Required work: From the listing, collect all lines containing the word "sensor".

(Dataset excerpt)
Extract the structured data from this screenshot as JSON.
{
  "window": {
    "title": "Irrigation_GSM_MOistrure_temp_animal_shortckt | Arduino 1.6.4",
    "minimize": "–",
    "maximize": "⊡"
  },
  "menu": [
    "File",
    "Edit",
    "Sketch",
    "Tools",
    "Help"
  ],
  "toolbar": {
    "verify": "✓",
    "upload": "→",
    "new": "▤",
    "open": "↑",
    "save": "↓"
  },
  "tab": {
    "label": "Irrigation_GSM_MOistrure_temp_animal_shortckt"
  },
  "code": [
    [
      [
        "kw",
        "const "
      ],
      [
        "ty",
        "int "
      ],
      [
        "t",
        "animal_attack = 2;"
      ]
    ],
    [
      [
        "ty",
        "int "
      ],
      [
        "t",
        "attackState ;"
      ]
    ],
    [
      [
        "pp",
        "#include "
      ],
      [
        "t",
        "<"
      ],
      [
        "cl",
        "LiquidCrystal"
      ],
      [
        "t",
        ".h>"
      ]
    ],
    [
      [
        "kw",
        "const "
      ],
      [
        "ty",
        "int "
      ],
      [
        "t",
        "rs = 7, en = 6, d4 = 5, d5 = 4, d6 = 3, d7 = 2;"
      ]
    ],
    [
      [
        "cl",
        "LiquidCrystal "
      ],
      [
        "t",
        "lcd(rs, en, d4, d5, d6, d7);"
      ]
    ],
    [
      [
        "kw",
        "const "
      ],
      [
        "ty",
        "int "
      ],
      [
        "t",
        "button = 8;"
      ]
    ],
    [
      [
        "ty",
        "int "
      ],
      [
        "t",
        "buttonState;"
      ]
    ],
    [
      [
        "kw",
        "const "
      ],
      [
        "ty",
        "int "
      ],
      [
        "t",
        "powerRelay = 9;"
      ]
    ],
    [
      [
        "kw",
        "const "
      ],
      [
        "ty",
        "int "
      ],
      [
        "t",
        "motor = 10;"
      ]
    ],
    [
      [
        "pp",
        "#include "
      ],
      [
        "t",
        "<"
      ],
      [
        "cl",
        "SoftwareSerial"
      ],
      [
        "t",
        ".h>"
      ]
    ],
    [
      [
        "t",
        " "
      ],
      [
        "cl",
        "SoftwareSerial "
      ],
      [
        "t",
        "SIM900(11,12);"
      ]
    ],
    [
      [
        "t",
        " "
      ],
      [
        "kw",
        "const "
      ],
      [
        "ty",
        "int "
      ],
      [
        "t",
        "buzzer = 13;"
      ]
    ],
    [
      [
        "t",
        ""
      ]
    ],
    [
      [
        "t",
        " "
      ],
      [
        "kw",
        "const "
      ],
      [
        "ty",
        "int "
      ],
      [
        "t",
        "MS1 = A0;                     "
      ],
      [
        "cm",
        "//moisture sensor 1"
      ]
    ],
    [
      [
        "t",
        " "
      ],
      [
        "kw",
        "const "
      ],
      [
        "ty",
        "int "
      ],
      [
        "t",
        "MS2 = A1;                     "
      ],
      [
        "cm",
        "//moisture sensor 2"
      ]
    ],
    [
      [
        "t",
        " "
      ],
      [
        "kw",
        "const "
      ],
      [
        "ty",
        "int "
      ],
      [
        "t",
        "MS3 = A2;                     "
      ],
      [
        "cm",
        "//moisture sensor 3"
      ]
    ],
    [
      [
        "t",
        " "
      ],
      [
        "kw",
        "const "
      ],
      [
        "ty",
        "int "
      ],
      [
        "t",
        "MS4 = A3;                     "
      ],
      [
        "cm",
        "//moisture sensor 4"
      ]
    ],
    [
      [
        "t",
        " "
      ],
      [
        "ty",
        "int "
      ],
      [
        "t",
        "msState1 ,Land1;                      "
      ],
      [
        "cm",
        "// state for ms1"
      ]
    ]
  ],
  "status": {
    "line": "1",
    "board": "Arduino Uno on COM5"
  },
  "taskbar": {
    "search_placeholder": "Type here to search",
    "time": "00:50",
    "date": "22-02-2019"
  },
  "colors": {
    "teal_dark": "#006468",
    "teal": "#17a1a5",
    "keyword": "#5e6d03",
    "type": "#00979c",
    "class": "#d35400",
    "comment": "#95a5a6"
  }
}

Written solution:
        "//moisture sensor 1"
        "//moisture sensor 2"
        "//moisture sensor 3"
        "//moisture sensor 4"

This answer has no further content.